## Records for processing
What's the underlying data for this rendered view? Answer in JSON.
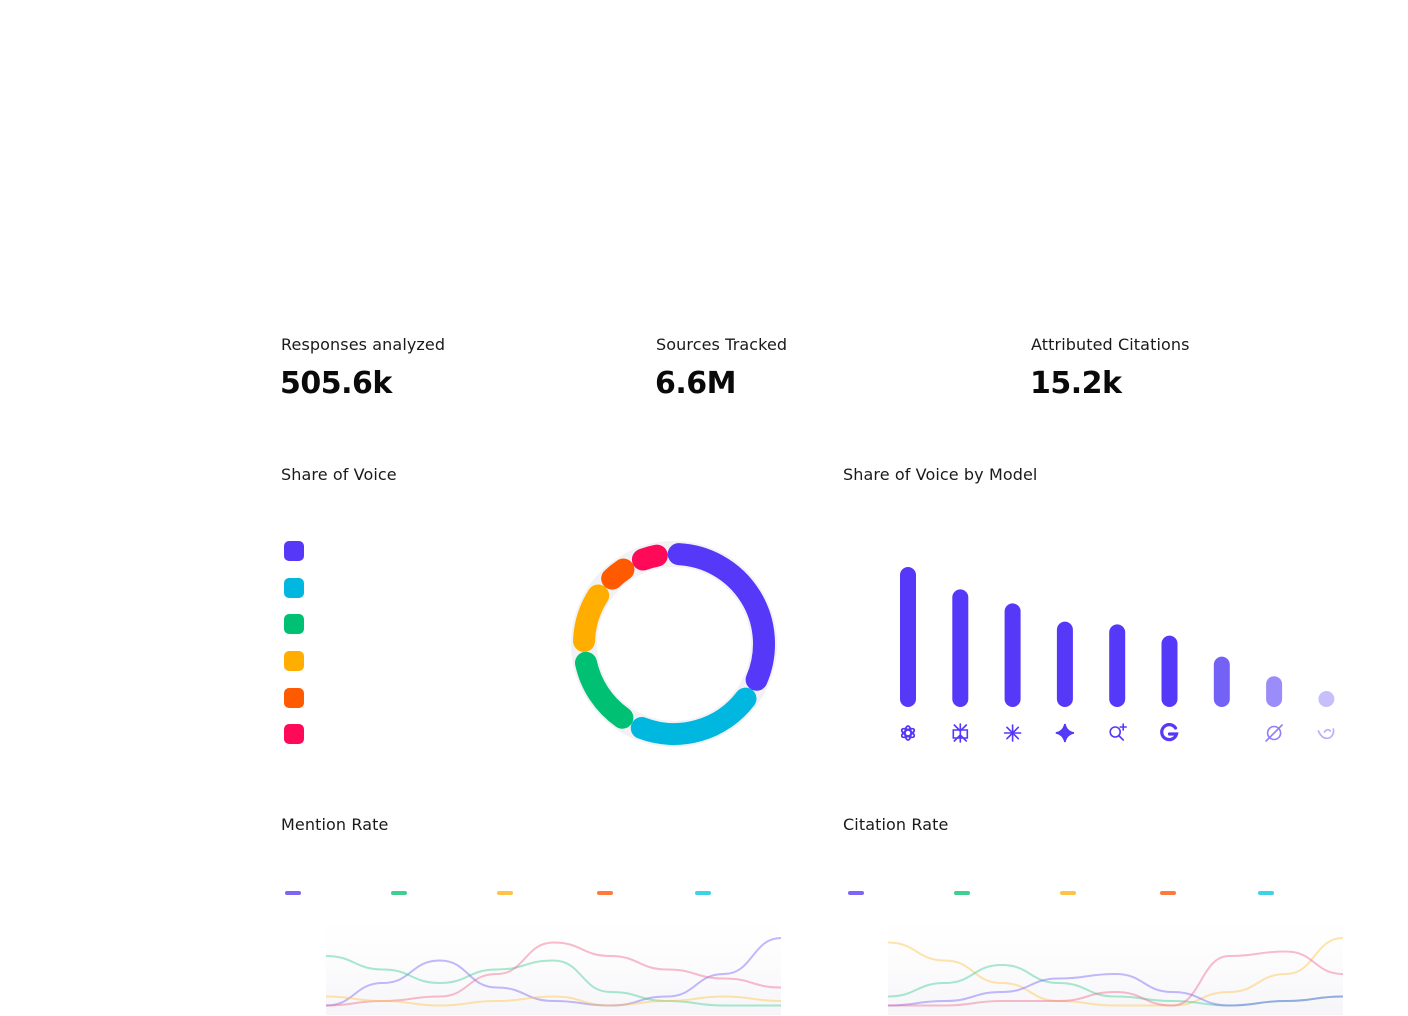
{
  "stats": [
    {
      "label": "Responses analyzed",
      "value": "505.6k"
    },
    {
      "label": "Sources Tracked",
      "value": "6.6M"
    },
    {
      "label": "Attributed Citations",
      "value": "15.2k"
    }
  ],
  "share_of_voice": {
    "title": "Share of Voice",
    "colors": [
      "#5538f8",
      "#00b8df",
      "#00c073",
      "#ffae00",
      "#ff5a00",
      "#ff0a58"
    ]
  },
  "share_by_model": {
    "title": "Share of Voice by Model",
    "icons": [
      "openai-icon",
      "perplexity-icon",
      "claude-icon",
      "gemini-icon",
      "search-ai-icon",
      "google-icon",
      "empty-icon",
      "grok-icon",
      "deepseek-icon"
    ]
  },
  "mention_rate": {
    "title": "Mention Rate",
    "legend_colors": [
      "#7b66f6",
      "#3fcf93",
      "#ffc447",
      "#ff7b3d",
      "#3dd2e8"
    ]
  },
  "citation_rate": {
    "title": "Citation Rate",
    "legend_colors": [
      "#7b66f6",
      "#3fcf93",
      "#ffc447",
      "#ff7b3d",
      "#3dd2e8"
    ]
  },
  "chart_data": [
    {
      "type": "pie",
      "title": "Share of Voice",
      "values": [
        36,
        24,
        14,
        10,
        3,
        3
      ],
      "colors": [
        "#5538f8",
        "#00b8df",
        "#00c073",
        "#ffae00",
        "#ff5a00",
        "#ff0a58"
      ]
    },
    {
      "type": "bar",
      "title": "Share of Voice by Model",
      "values": [
        100,
        84,
        74,
        61,
        59,
        51,
        36,
        22,
        10
      ],
      "colors": [
        "#5538f8",
        "#5538f8",
        "#5538f8",
        "#5538f8",
        "#5538f8",
        "#5538f8",
        "#7462f7",
        "#9a8cf9",
        "#c6bffb"
      ],
      "ylim": [
        0,
        100
      ]
    },
    {
      "type": "line",
      "title": "Mention Rate",
      "ylim": [
        0,
        100
      ],
      "series": [
        {
          "color": "#7b66f6",
          "values": [
            5,
            30,
            55,
            25,
            10,
            5,
            15,
            40,
            80
          ]
        },
        {
          "color": "#3fcf93",
          "values": [
            60,
            45,
            30,
            45,
            55,
            20,
            10,
            5,
            5
          ]
        },
        {
          "color": "#f06a8c",
          "values": [
            5,
            10,
            15,
            40,
            75,
            60,
            45,
            35,
            25
          ]
        },
        {
          "color": "#ffc447",
          "values": [
            15,
            10,
            5,
            10,
            15,
            5,
            10,
            15,
            10
          ]
        }
      ]
    },
    {
      "type": "line",
      "title": "Citation Rate",
      "ylim": [
        0,
        100
      ],
      "series": [
        {
          "color": "#ffc447",
          "values": [
            75,
            55,
            30,
            10,
            5,
            5,
            20,
            40,
            80
          ]
        },
        {
          "color": "#3fcf93",
          "values": [
            15,
            30,
            50,
            30,
            15,
            10,
            5,
            10,
            15
          ]
        },
        {
          "color": "#7b66f6",
          "values": [
            5,
            10,
            20,
            35,
            40,
            20,
            5,
            10,
            15
          ]
        },
        {
          "color": "#f06a8c",
          "values": [
            5,
            5,
            10,
            10,
            20,
            5,
            60,
            65,
            40
          ]
        }
      ]
    }
  ]
}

## Problem details
Produce an exact copy of each line of data, skipping embedded images.

## Answer to this task
What's the underlying data for this rendered view? Answer in JSON.
{
  "stats": [
    {
      "label": "Responses analyzed",
      "value": "505.6k"
    },
    {
      "label": "Sources Tracked",
      "value": "6.6M"
    },
    {
      "label": "Attributed Citations",
      "value": "15.2k"
    }
  ],
  "share_of_voice": {
    "title": "Share of Voice",
    "colors": [
      "#5538f8",
      "#00b8df",
      "#00c073",
      "#ffae00",
      "#ff5a00",
      "#ff0a58"
    ]
  },
  "share_by_model": {
    "title": "Share of Voice by Model",
    "icons": [
      "openai-icon",
      "perplexity-icon",
      "claude-icon",
      "gemini-icon",
      "search-ai-icon",
      "google-icon",
      "empty-icon",
      "grok-icon",
      "deepseek-icon"
    ]
  },
  "mention_rate": {
    "title": "Mention Rate",
    "legend_colors": [
      "#7b66f6",
      "#3fcf93",
      "#ffc447",
      "#ff7b3d",
      "#3dd2e8"
    ]
  },
  "citation_rate": {
    "title": "Citation Rate",
    "legend_colors": [
      "#7b66f6",
      "#3fcf93",
      "#ffc447",
      "#ff7b3d",
      "#3dd2e8"
    ]
  },
  "chart_data": [
    {
      "type": "pie",
      "title": "Share of Voice",
      "values": [
        36,
        24,
        14,
        10,
        3,
        3
      ],
      "colors": [
        "#5538f8",
        "#00b8df",
        "#00c073",
        "#ffae00",
        "#ff5a00",
        "#ff0a58"
      ]
    },
    {
      "type": "bar",
      "title": "Share of Voice by Model",
      "values": [
        100,
        84,
        74,
        61,
        59,
        51,
        36,
        22,
        10
      ],
      "colors": [
        "#5538f8",
        "#5538f8",
        "#5538f8",
        "#5538f8",
        "#5538f8",
        "#5538f8",
        "#7462f7",
        "#9a8cf9",
        "#c6bffb"
      ],
      "ylim": [
        0,
        100
      ]
    },
    {
      "type": "line",
      "title": "Mention Rate",
      "ylim": [
        0,
        100
      ],
      "series": [
        {
          "color": "#7b66f6",
          "values": [
            5,
            30,
            55,
            25,
            10,
            5,
            15,
            40,
            80
          ]
        },
        {
          "color": "#3fcf93",
          "values": [
            60,
            45,
            30,
            45,
            55,
            20,
            10,
            5,
            5
          ]
        },
        {
          "color": "#f06a8c",
          "values": [
            5,
            10,
            15,
            40,
            75,
            60,
            45,
            35,
            25
          ]
        },
        {
          "color": "#ffc447",
          "values": [
            15,
            10,
            5,
            10,
            15,
            5,
            10,
            15,
            10
          ]
        }
      ]
    },
    {
      "type": "line",
      "title": "Citation Rate",
      "ylim": [
        0,
        100
      ],
      "series": [
        {
          "color": "#ffc447",
          "values": [
            75,
            55,
            30,
            10,
            5,
            5,
            20,
            40,
            80
          ]
        },
        {
          "color": "#3fcf93",
          "values": [
            15,
            30,
            50,
            30,
            15,
            10,
            5,
            10,
            15
          ]
        },
        {
          "color": "#7b66f6",
          "values": [
            5,
            10,
            20,
            35,
            40,
            20,
            5,
            10,
            15
          ]
        },
        {
          "color": "#f06a8c",
          "values": [
            5,
            5,
            10,
            10,
            20,
            5,
            60,
            65,
            40
          ]
        }
      ]
    }
  ]
}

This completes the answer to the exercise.